◆ What you will do:
Turn every line of the material below into a Markdown table with two columns, Row and Entry, numbering the rows and skipping blank lines. Leave the pictures out.

╭─ Information supplied

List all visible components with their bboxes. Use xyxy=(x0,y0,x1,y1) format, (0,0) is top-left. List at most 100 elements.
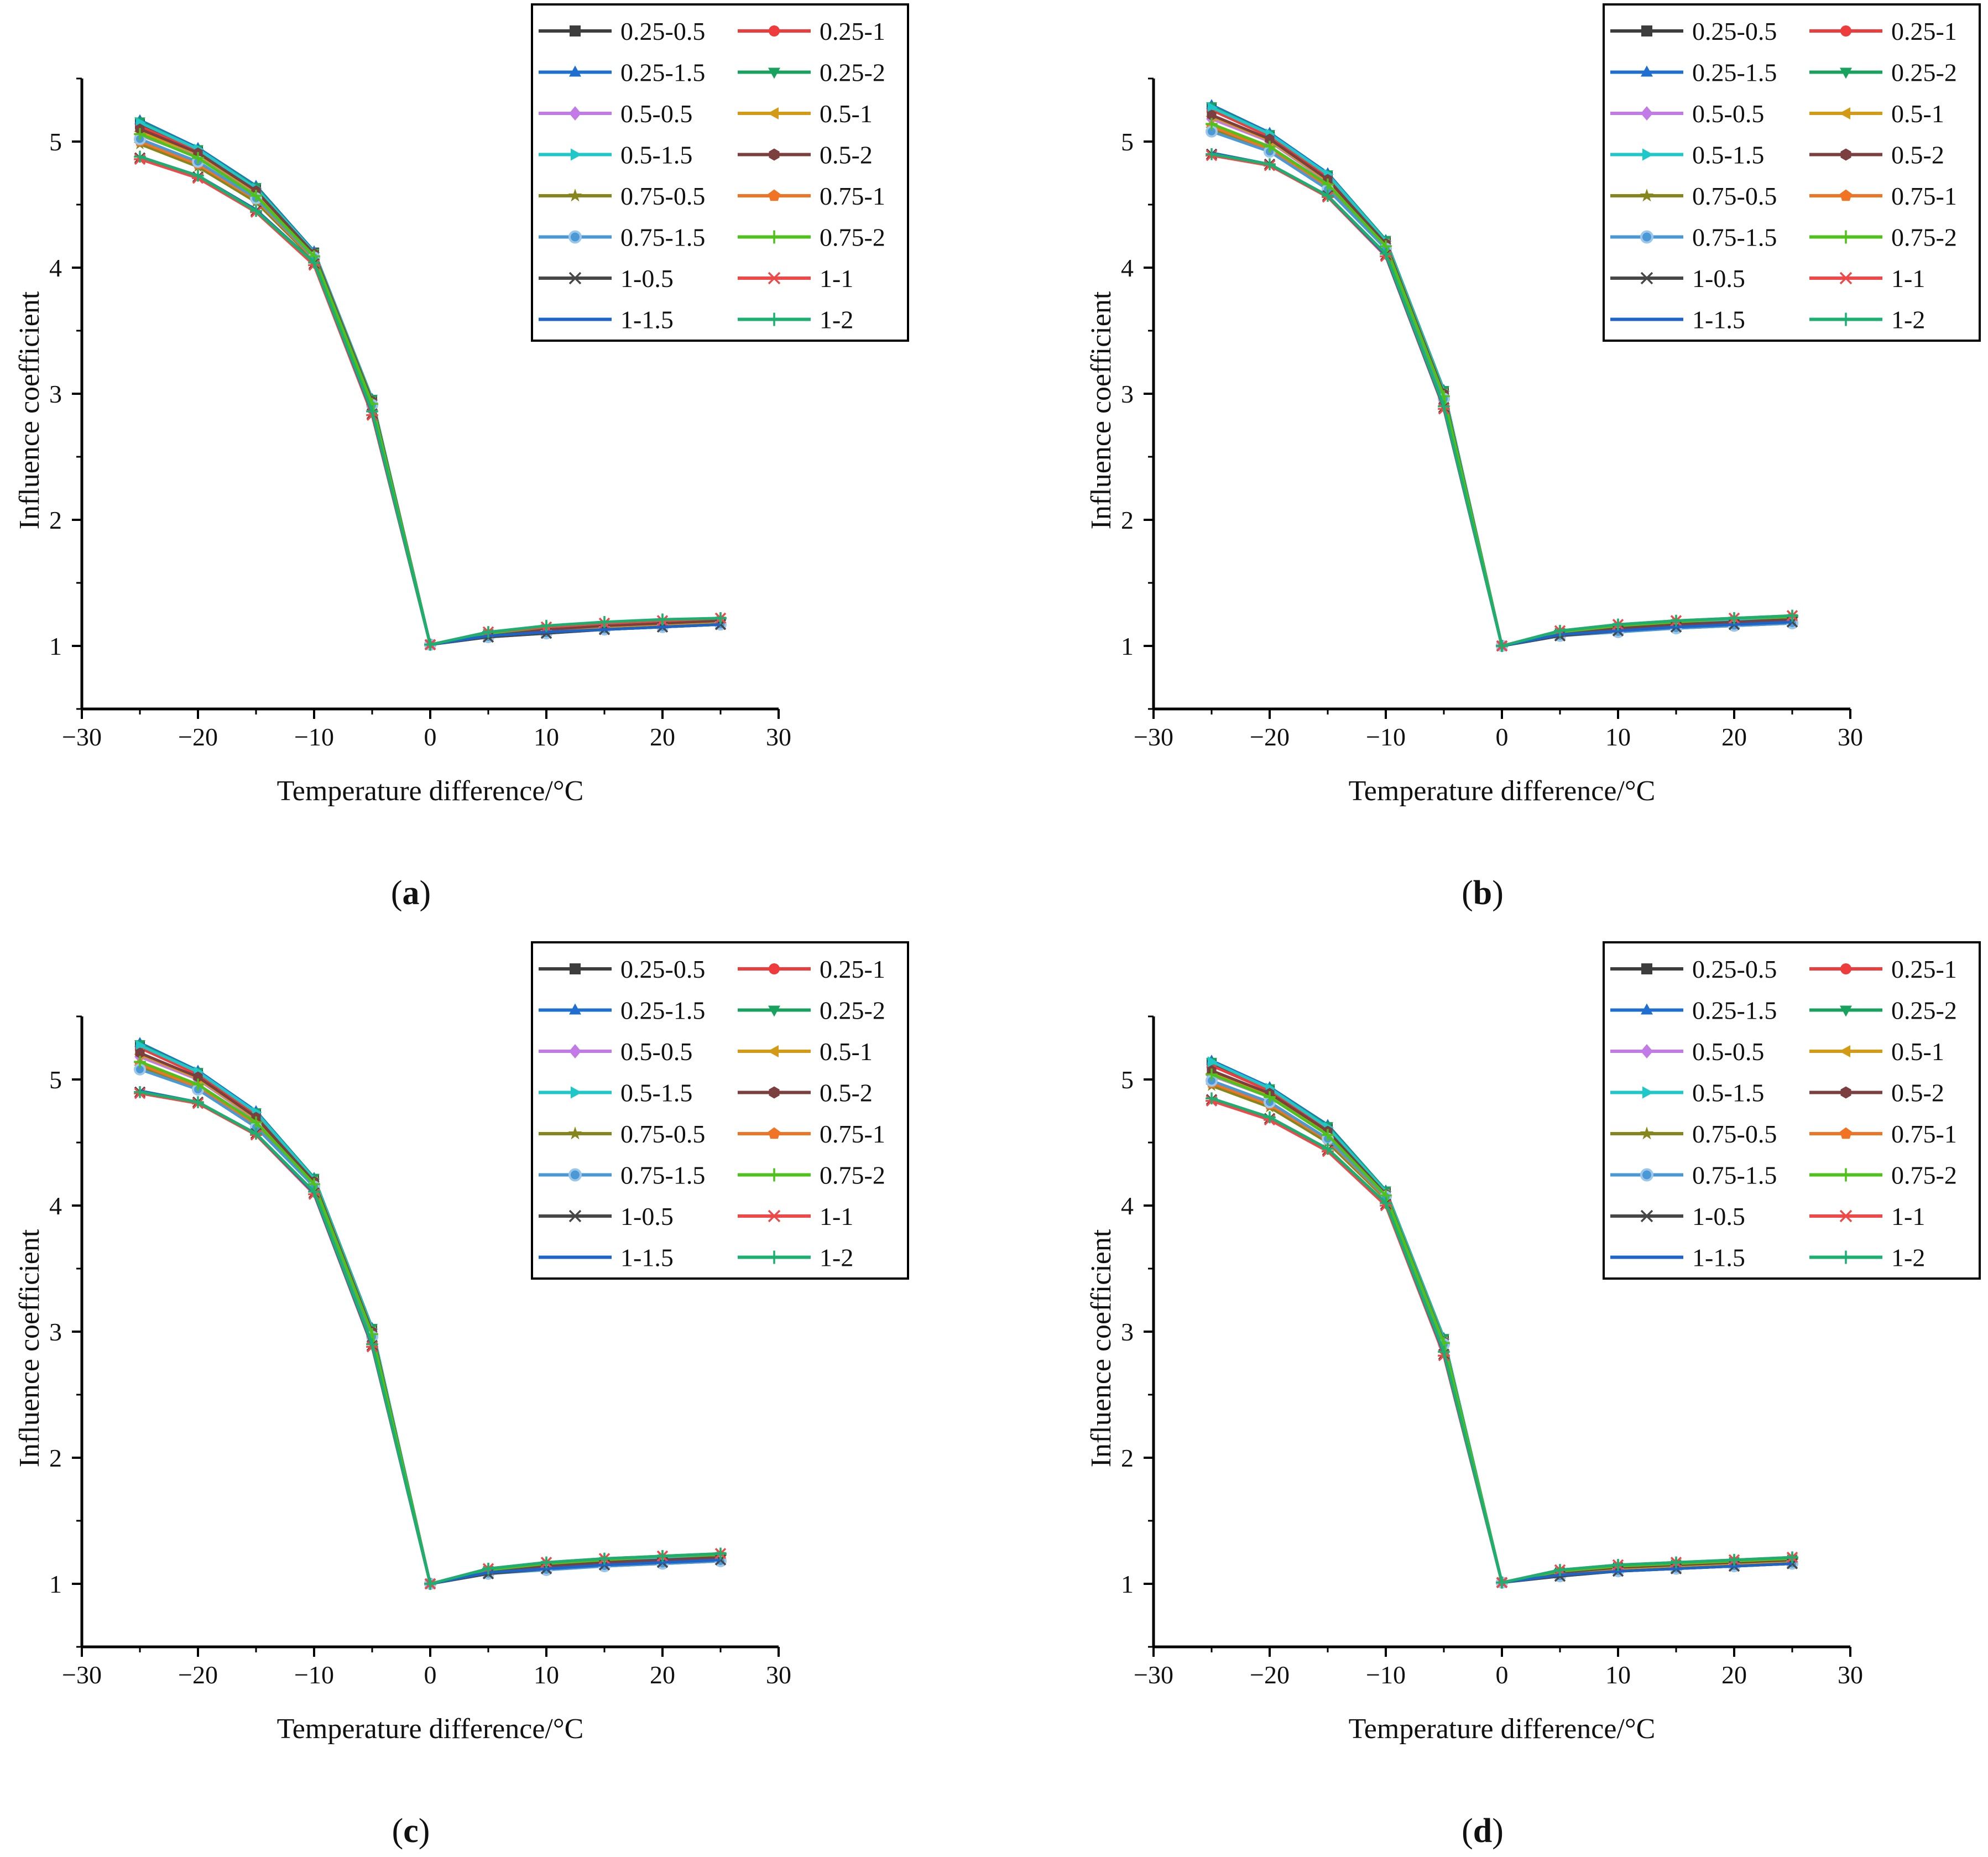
data-point-0p5-1p5 xyxy=(135,1040,146,1051)
legend-label-0p25-2: 0.25-2 xyxy=(1891,59,1957,87)
legend: 0.25-0.5 0.25-1 0.25-1.5 0.25-2 0.5-0.5 0.5-1… xyxy=(1603,941,1981,1280)
legend-label-0p5-2: 0.5-2 xyxy=(820,1079,873,1107)
legend-label-0p25-0p5: 0.25-0.5 xyxy=(1692,955,1777,983)
y-tick-label: 1 xyxy=(49,632,62,660)
chart-panel-b: −30 −20 −10 0 10 20 30 1 2 3 4 5 Temperature differe… xyxy=(1086,3,1981,912)
data-point-0p75-2 xyxy=(1264,1091,1276,1103)
caption-close-paren: ) xyxy=(420,874,431,912)
legend-marker-0p75-2 xyxy=(768,1168,781,1182)
data-point-0p75-2 xyxy=(1206,118,1218,130)
legend-label-0p5-1: 0.5-1 xyxy=(820,1037,873,1066)
legend-label-0p25-1: 0.25-1 xyxy=(820,17,885,45)
y-tick-label: 4 xyxy=(1121,1192,1134,1220)
data-point-1-2 xyxy=(1264,158,1276,170)
data-point-1-2 xyxy=(250,205,262,217)
x-tick-label: −20 xyxy=(1250,723,1290,751)
legend-label-0p5-1: 0.5-1 xyxy=(1891,100,1944,128)
data-point-0p75-2 xyxy=(1206,1068,1218,1081)
x-tick-label: 20 xyxy=(650,1661,675,1689)
x-tick-label: −10 xyxy=(1366,1661,1406,1689)
x-tick-label: 20 xyxy=(650,723,675,751)
data-point-1-2 xyxy=(308,257,320,269)
data-point-0p75-2 xyxy=(134,1056,146,1068)
legend-marker-0p75-1p5 xyxy=(568,1168,582,1182)
legend-marker-0p75-1p5 xyxy=(1640,230,1653,244)
data-point-1-2 xyxy=(1496,1576,1508,1589)
x-tick-label: 10 xyxy=(534,723,559,751)
y-axis-title: Influence coefficient xyxy=(1086,1229,1117,1467)
legend-label-0p75-2: 0.75-2 xyxy=(1891,1161,1957,1190)
y-tick-label: 2 xyxy=(1121,1444,1134,1472)
legend-marker-1-1 xyxy=(1839,272,1853,285)
panel-caption: (d) xyxy=(1462,1812,1504,1850)
data-point-1-2 xyxy=(598,1552,611,1565)
data-point-1-2 xyxy=(714,612,727,624)
y-tick-label: 5 xyxy=(1121,128,1134,156)
caption-close-paren: ) xyxy=(419,1812,430,1850)
legend-label-0p5-0p5: 0.5-0.5 xyxy=(620,100,692,128)
legend-marker-0p25-1 xyxy=(769,963,780,974)
legend-marker-1-2 xyxy=(768,312,781,326)
legend-label-1-1: 1-1 xyxy=(1891,1202,1925,1230)
x-tick-label: 0 xyxy=(424,1661,437,1689)
data-point-1-2 xyxy=(482,626,494,638)
caption-letter: c xyxy=(403,1812,419,1850)
chart-panel-c: −30 −20 −10 0 10 20 30 1 2 3 4 5 Temperature differe… xyxy=(14,941,909,1850)
legend-label-0p75-1: 0.75-1 xyxy=(820,182,885,210)
legend-label-0p75-1p5: 0.75-1.5 xyxy=(620,1161,705,1190)
data-point-1-2 xyxy=(1380,1197,1392,1209)
y-axis-title: Influence coefficient xyxy=(14,291,45,529)
y-tick-label: 3 xyxy=(1121,380,1134,408)
x-tick-label: −30 xyxy=(1134,1661,1173,1689)
x-tick-label: 30 xyxy=(766,723,791,751)
legend-label-0p75-0p5: 0.75-0.5 xyxy=(1692,1120,1777,1148)
y-tick-label: 3 xyxy=(1121,1318,1134,1346)
legend-marker-0p75-1 xyxy=(768,189,780,201)
x-axis-title: Temperature difference/°C xyxy=(1349,1713,1656,1745)
legend-box xyxy=(1603,3,1981,342)
x-tick-label: 30 xyxy=(1838,1661,1863,1689)
legend-box xyxy=(531,941,909,1280)
panel-caption: (a) xyxy=(391,874,431,912)
legend-marker-0p25-1p5 xyxy=(569,65,581,77)
data-point-1-2 xyxy=(424,638,436,651)
caption-open-paren: ( xyxy=(391,874,403,912)
y-tick-label: 4 xyxy=(49,1192,62,1220)
caption-letter: d xyxy=(1473,1812,1492,1850)
y-tick-label: 3 xyxy=(49,1318,62,1346)
x-tick-label: 30 xyxy=(1838,723,1863,751)
caption-letter: b xyxy=(1473,874,1492,912)
x-tick-label: −30 xyxy=(62,723,102,751)
legend-label-1-1p5: 1-1.5 xyxy=(1692,1244,1745,1272)
legend-label-0p5-2: 0.5-2 xyxy=(820,141,873,169)
legend-marker-0p25-2 xyxy=(768,1005,780,1017)
y-tick-label: 2 xyxy=(1121,506,1134,534)
panel-caption: (b) xyxy=(1462,874,1504,912)
legend-marker-0p5-0p5 xyxy=(1641,106,1653,121)
y-tick-label: 5 xyxy=(1121,1066,1134,1094)
legend-label-0p75-1p5: 0.75-1.5 xyxy=(620,223,705,252)
legend-marker-0p25-1 xyxy=(1840,963,1851,974)
legend-marker-0p25-0p5 xyxy=(570,963,581,974)
y-tick-label: 1 xyxy=(1121,1570,1134,1598)
data-point-0p75-2 xyxy=(192,1078,204,1091)
legend-label-0p25-0p5: 0.25-0.5 xyxy=(1692,17,1777,45)
data-point-1-2 xyxy=(656,613,669,625)
legend-marker-0p75-0p5 xyxy=(1640,1126,1654,1140)
legend-label-1-0p5: 1-0.5 xyxy=(620,1202,674,1230)
legend-marker-0p5-1p5 xyxy=(1642,148,1653,161)
legend-marker-0p75-0p5 xyxy=(1640,189,1654,202)
series-group xyxy=(133,114,727,651)
x-tick-label: −10 xyxy=(294,723,334,751)
legend-label-0p25-1: 0.25-1 xyxy=(820,955,885,983)
legend-label-0p75-0p5: 0.75-0.5 xyxy=(1692,182,1777,210)
data-point-0p75-2 xyxy=(1264,140,1276,153)
data-point-0p75-2 xyxy=(192,152,204,164)
data-point-0p75-2 xyxy=(134,128,146,140)
legend-marker-1-0p5 xyxy=(568,272,582,285)
legend-marker-1-0p5 xyxy=(1640,272,1653,285)
legend-marker-0p25-1p5 xyxy=(1641,1003,1653,1015)
legend-label-1-0p5: 1-0.5 xyxy=(620,264,674,293)
x-tick-label: 0 xyxy=(424,723,437,751)
legend-label-1-0p5: 1-0.5 xyxy=(1692,264,1745,293)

╰─

◆ Response to this task:
| Row | Entry |
|---|---|
| 1 | List all visible components with their bboxes. Use xyxy=(x0,y0,x1,y1) format, (0,0) is top-left. List at most 100 elements. |
| 2 | data-point-0p5-1p5 xyxy=(135,1040,146,1051) |
| 3 | legend-label-0p25-2: 0.25-2 xyxy=(1891,59,1957,87) |
| 4 | legend: 0.25-0.5 0.25-1 0.25-1.5 0.25-2 0.5-0.5 0.5-1… xyxy=(1603,941,1981,1280) |
| 5 | legend-label-0p5-2: 0.5-2 xyxy=(820,1079,873,1107) |
| 6 | legend-label-0p25-0p5: 0.25-0.5 xyxy=(1692,955,1777,983) |
| 7 | y-tick-label: 1 xyxy=(49,632,62,660) |
| 8 | chart-panel-b: −30 −20 −10 0 10 20 30 1 2 3 4 5 Temperature differe… xyxy=(1086,3,1981,912) |
| 9 | data-point-0p75-2 xyxy=(1264,1091,1276,1103) |
| 10 | caption-close-paren: ) xyxy=(420,874,431,912) |
| 11 | legend-marker-0p75-2 xyxy=(768,1168,781,1182) |
| 12 | data-point-0p75-2 xyxy=(1206,118,1218,130) |
| 13 | legend-label-0p5-1: 0.5-1 xyxy=(820,1037,873,1066) |
| 14 | legend-label-0p25-1: 0.25-1 xyxy=(820,17,885,45) |
| 15 | y-tick-label: 4 xyxy=(1121,1192,1134,1220) |
| 16 | data-point-1-2 xyxy=(1264,158,1276,170) |
| 17 | data-point-1-2 xyxy=(250,205,262,217) |
| 18 | x-tick-label: −20 xyxy=(1250,723,1290,751) |
| 19 | legend-label-0p5-1: 0.5-1 xyxy=(1891,100,1944,128) |
| 20 | data-point-0p75-2 xyxy=(1206,1068,1218,1081) |
| 21 | x-tick-label: 20 xyxy=(650,1661,675,1689) |
| 22 | x-tick-label: −10 xyxy=(1366,1661,1406,1689) |
| 23 | x-tick-label: 20 xyxy=(650,723,675,751) |
| 24 | data-point-1-2 xyxy=(308,257,320,269) |
| 25 | data-point-0p75-2 xyxy=(134,1056,146,1068) |
| 26 | legend-marker-0p75-1p5 xyxy=(568,1168,582,1182) |
| 27 | legend-marker-0p75-1p5 xyxy=(1640,230,1653,244) |
| 28 | data-point-1-2 xyxy=(1496,1576,1508,1589) |
| 29 | x-tick-label: 10 xyxy=(534,723,559,751) |
| 30 | y-axis-title: Influence coefficient xyxy=(1086,1229,1117,1467) |
| 31 | legend-label-0p75-2: 0.75-2 xyxy=(1891,1161,1957,1190) |
| 32 | y-tick-label: 2 xyxy=(1121,1444,1134,1472) |
| 33 | legend-marker-1-1 xyxy=(1839,272,1853,285) |
| 34 | panel-caption: (d) xyxy=(1462,1812,1504,1850) |
| 35 | data-point-1-2 xyxy=(598,1552,611,1565) |
| 36 | data-point-1-2 xyxy=(714,612,727,624) |
| 37 | y-tick-label: 5 xyxy=(1121,128,1134,156) |
| 38 | caption-close-paren: ) xyxy=(419,1812,430,1850) |
| 39 | legend-label-0p5-0p5: 0.5-0.5 xyxy=(620,100,692,128) |
| 40 | legend-marker-0p25-1 xyxy=(769,963,780,974) |
| 41 | legend-marker-1-2 xyxy=(768,312,781,326) |
| 42 | legend-label-1-1: 1-1 xyxy=(1891,1202,1925,1230) |
| 43 | x-tick-label: 0 xyxy=(424,1661,437,1689) |
| 44 | data-point-1-2 xyxy=(482,626,494,638) |
| 45 | caption-letter: c xyxy=(403,1812,419,1850) |
| 46 | chart-panel-c: −30 −20 −10 0 10 20 30 1 2 3 4 5 Temperature differe… xyxy=(14,941,909,1850) |
| 47 | legend-label-0p75-1: 0.75-1 xyxy=(820,182,885,210) |
| 48 | legend-label-0p75-1p5: 0.75-1.5 xyxy=(620,1161,705,1190) |
| 49 | data-point-1-2 xyxy=(1380,1197,1392,1209) |
| 50 | y-axis-title: Influence coefficient xyxy=(14,291,45,529) |
| 51 | y-tick-label: 3 xyxy=(1121,380,1134,408) |
| 52 | x-tick-label: −30 xyxy=(1134,1661,1173,1689) |
| 53 | x-tick-label: 30 xyxy=(766,723,791,751) |
| 54 | legend-label-0p75-0p5: 0.75-0.5 xyxy=(1692,1120,1777,1148) |
| 55 | y-tick-label: 3 xyxy=(1121,1318,1134,1346) |
| 56 | legend-marker-0p75-1 xyxy=(768,189,780,201) |
| 57 | x-axis-title: Temperature difference/°C xyxy=(1349,1713,1656,1745) |
| 58 | legend-box xyxy=(1603,3,1981,342) |
| 59 | x-tick-label: 30 xyxy=(1838,1661,1863,1689) |
| 60 | legend-box xyxy=(531,941,909,1280) |
| 61 | panel-caption: (a) xyxy=(391,874,431,912) |
| 62 | legend-marker-0p25-1p5 xyxy=(569,65,581,77) |
| 63 | data-point-1-2 xyxy=(424,638,436,651) |
| 64 | caption-open-paren: ( xyxy=(391,874,403,912) |
| 65 | y-tick-label: 4 xyxy=(49,1192,62,1220) |
| 66 | caption-letter: d xyxy=(1473,1812,1492,1850) |
| 67 | y-tick-label: 3 xyxy=(49,1318,62,1346) |
| 68 | x-tick-label: 30 xyxy=(1838,723,1863,751) |
| 69 | caption-letter: b xyxy=(1473,874,1492,912) |
| 70 | x-tick-label: −30 xyxy=(62,723,102,751) |
| 71 | legend-label-1-1p5: 1-1.5 xyxy=(1692,1244,1745,1272) |
| 72 | legend-label-0p5-2: 0.5-2 xyxy=(820,141,873,169) |
| 73 | legend-marker-0p25-2 xyxy=(768,1005,780,1017) |
| 74 | y-tick-label: 2 xyxy=(1121,506,1134,534) |
| 75 | panel-caption: (b) xyxy=(1462,874,1504,912) |
| 76 | legend-marker-0p5-0p5 xyxy=(1641,106,1653,121) |
| 77 | y-tick-label: 5 xyxy=(1121,1066,1134,1094) |
| 78 | legend-label-0p75-1p5: 0.75-1.5 xyxy=(620,223,705,252) |
| 79 | legend-marker-0p25-1 xyxy=(1840,963,1851,974) |
| 80 | legend-marker-0p25-0p5 xyxy=(570,963,581,974) |
| 81 | y-tick-label: 1 xyxy=(1121,1570,1134,1598) |
| 82 | data-point-0p75-2 xyxy=(192,1078,204,1091) |
| 83 | legend-label-0p25-0p5: 0.25-0.5 xyxy=(1692,17,1777,45) |
| 84 | data-point-1-2 xyxy=(656,613,669,625) |
| 85 | legend-marker-0p75-0p5 xyxy=(1640,1126,1654,1140) |
| 86 | legend-label-1-0p5: 1-0.5 xyxy=(620,1202,674,1230) |
| 87 | legend-marker-0p5-1p5 xyxy=(1642,148,1653,161) |
| 88 | legend-marker-0p75-0p5 xyxy=(1640,189,1654,202) |
| 89 | series-group xyxy=(133,114,727,651) |
| 90 | x-tick-label: −10 xyxy=(294,723,334,751) |
| 91 | legend-label-0p25-1: 0.25-1 xyxy=(820,955,885,983) |
| 92 | legend-label-0p75-0p5: 0.75-0.5 xyxy=(1692,182,1777,210) |
| 93 | data-point-0p75-2 xyxy=(1264,140,1276,153) |
| 94 | data-point-0p75-2 xyxy=(192,152,204,164) |
| 95 | data-point-0p75-2 xyxy=(134,128,146,140) |
| 96 | legend-marker-1-0p5 xyxy=(568,272,582,285) |
| 97 | legend-marker-1-0p5 xyxy=(1640,272,1653,285) |
| 98 | legend-marker-0p25-1p5 xyxy=(1641,1003,1653,1015) |
| 99 | legend-label-1-0p5: 1-0.5 xyxy=(620,264,674,293) |
| 100 | x-tick-label: 0 xyxy=(424,723,437,751) |
| 101 | legend-label-1-0p5: 1-0.5 xyxy=(1692,264,1745,293) |